— start of The input —

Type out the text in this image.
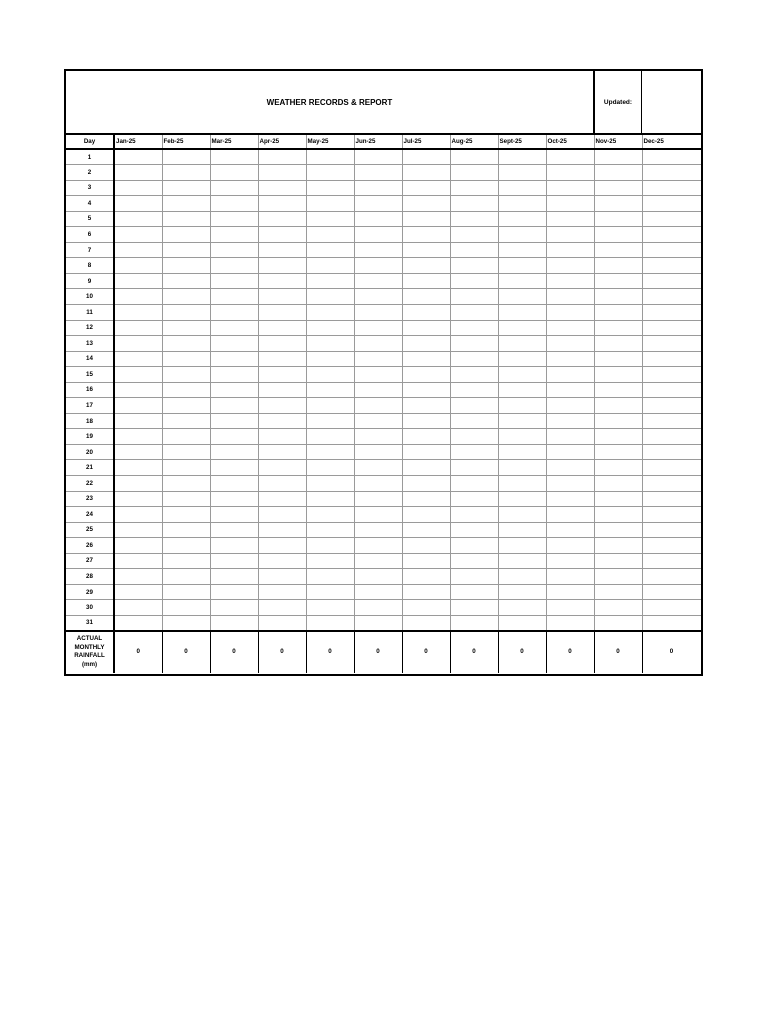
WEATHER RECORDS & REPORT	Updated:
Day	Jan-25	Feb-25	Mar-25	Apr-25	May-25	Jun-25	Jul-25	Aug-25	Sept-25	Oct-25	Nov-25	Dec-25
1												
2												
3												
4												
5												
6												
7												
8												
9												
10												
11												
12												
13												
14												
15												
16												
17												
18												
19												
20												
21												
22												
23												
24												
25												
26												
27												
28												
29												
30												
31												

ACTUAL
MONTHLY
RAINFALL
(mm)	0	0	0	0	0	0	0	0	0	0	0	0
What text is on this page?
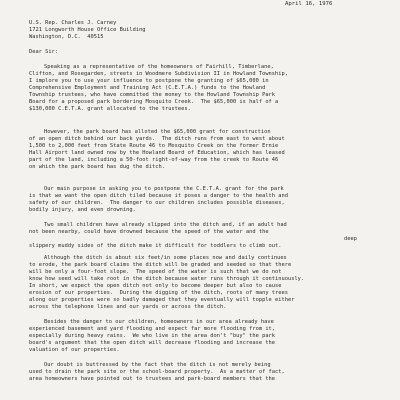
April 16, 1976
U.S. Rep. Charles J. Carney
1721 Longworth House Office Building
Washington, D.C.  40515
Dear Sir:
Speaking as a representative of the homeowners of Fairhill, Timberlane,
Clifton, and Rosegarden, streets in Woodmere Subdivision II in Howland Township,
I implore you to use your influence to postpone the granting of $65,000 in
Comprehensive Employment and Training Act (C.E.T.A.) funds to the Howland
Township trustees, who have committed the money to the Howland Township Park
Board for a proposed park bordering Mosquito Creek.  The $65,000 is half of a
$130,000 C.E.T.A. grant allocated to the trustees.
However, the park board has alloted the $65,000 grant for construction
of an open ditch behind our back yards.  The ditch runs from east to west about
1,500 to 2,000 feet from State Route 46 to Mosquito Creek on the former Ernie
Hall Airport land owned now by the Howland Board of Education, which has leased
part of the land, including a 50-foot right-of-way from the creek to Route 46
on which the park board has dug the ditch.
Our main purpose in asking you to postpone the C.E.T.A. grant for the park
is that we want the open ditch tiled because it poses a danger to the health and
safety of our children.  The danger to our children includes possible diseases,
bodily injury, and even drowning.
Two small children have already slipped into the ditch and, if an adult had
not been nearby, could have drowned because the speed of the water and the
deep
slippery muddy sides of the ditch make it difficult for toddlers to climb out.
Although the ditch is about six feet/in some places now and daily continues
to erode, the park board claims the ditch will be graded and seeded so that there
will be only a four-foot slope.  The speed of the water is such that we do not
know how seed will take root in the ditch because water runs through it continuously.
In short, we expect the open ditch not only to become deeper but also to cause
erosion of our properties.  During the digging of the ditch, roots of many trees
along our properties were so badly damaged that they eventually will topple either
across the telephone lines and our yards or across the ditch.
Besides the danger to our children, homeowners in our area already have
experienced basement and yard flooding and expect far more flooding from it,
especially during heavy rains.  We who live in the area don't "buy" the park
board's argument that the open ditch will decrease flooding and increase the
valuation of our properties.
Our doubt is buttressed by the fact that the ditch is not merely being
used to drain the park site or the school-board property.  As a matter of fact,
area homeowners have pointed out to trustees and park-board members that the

— end of The input —
— start of The input —

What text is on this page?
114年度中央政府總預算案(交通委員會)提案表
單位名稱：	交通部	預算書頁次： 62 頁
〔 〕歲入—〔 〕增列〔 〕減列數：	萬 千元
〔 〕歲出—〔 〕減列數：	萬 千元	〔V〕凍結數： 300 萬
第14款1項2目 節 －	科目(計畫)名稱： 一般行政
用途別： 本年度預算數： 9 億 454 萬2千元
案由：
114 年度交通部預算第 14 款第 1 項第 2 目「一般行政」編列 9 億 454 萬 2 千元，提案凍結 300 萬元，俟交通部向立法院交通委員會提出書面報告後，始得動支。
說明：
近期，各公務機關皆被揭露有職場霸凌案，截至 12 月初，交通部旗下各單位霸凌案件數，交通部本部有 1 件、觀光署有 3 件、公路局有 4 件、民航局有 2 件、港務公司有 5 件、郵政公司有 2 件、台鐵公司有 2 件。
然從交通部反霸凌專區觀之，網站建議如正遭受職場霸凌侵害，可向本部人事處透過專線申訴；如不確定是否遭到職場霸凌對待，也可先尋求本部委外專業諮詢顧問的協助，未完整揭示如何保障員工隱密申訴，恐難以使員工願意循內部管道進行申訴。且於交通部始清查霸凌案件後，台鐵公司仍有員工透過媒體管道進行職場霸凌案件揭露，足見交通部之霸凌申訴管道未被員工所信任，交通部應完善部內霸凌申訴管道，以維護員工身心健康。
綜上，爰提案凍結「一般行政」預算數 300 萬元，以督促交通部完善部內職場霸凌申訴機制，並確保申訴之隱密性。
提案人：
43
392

— end of The input —

§ **Exercise prompt**:
Count how many lines in the data contain the word "homeowners", giving the number without comment.

§ **Answer to this problem**:
3